List all lines in the material below that contain "this".

#### [Available data]

----

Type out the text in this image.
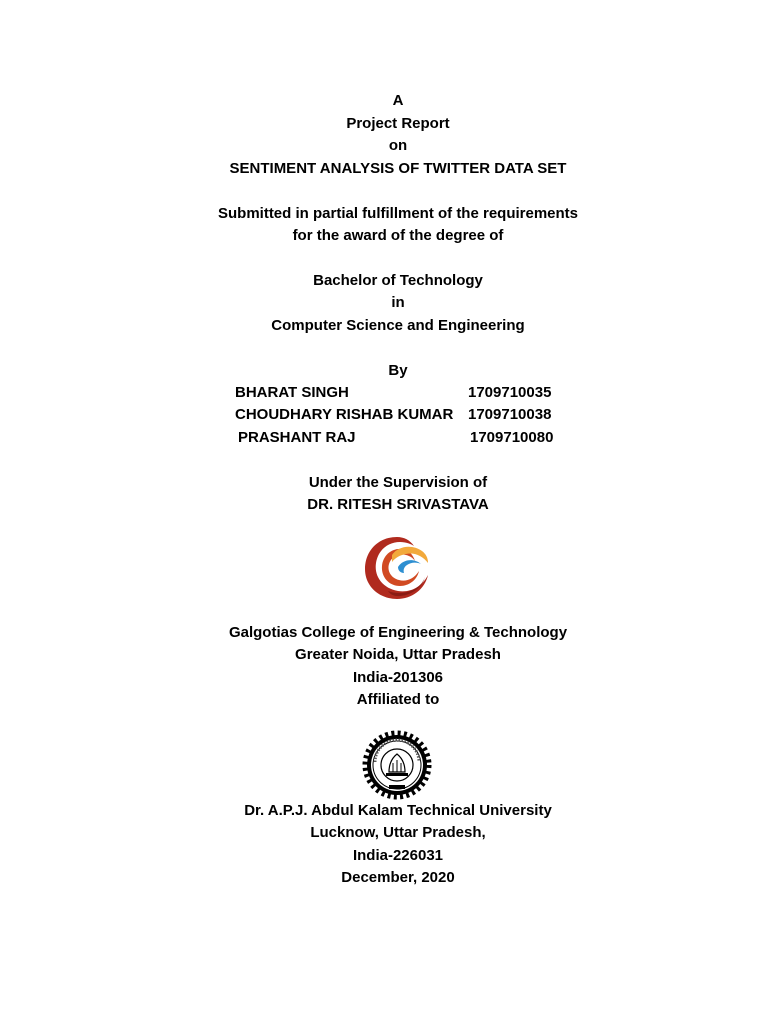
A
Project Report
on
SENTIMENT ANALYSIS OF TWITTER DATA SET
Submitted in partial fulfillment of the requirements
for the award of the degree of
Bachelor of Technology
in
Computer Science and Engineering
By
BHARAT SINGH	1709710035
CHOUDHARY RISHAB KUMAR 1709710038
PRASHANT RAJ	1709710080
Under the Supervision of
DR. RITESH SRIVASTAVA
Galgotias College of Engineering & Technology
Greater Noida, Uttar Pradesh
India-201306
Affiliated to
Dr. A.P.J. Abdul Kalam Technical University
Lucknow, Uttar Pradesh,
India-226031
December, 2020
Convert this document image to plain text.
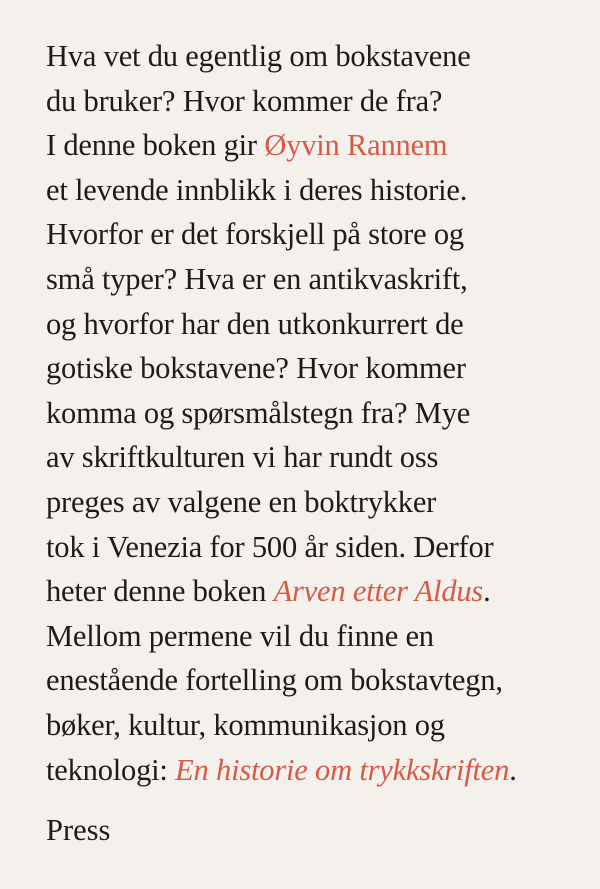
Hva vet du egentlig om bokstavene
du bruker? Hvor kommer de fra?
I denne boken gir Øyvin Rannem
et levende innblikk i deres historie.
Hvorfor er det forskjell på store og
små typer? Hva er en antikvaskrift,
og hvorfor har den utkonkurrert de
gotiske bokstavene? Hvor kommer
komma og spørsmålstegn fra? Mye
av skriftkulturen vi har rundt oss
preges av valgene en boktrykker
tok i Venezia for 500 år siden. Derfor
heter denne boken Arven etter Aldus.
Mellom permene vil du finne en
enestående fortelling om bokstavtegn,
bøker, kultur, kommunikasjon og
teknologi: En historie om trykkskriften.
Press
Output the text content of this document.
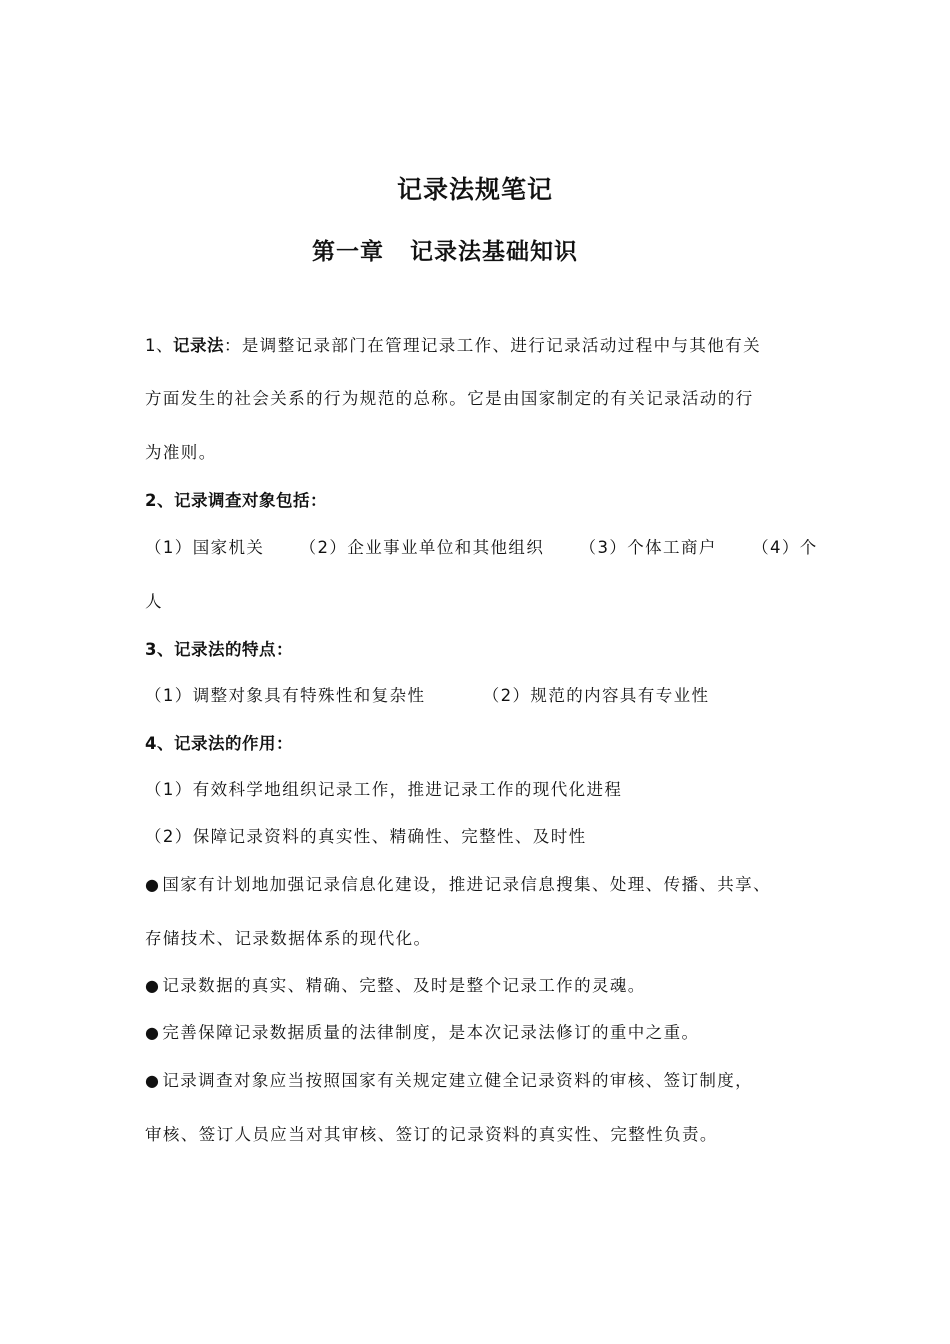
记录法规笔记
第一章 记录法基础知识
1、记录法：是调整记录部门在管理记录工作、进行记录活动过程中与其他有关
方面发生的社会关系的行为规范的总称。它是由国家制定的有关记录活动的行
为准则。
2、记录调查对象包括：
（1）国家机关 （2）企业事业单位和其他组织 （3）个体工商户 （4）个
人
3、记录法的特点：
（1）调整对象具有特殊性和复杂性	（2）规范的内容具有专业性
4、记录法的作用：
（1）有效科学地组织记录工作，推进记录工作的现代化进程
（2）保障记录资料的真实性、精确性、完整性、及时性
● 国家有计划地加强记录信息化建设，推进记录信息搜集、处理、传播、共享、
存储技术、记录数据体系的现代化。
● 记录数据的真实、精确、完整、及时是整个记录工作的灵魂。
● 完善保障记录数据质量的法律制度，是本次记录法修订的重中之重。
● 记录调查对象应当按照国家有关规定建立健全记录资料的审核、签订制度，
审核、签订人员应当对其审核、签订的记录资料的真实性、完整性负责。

----

#### [Task solution]
Type out the text in this image.
Convert this document image to plain text.
Output the text content of this document.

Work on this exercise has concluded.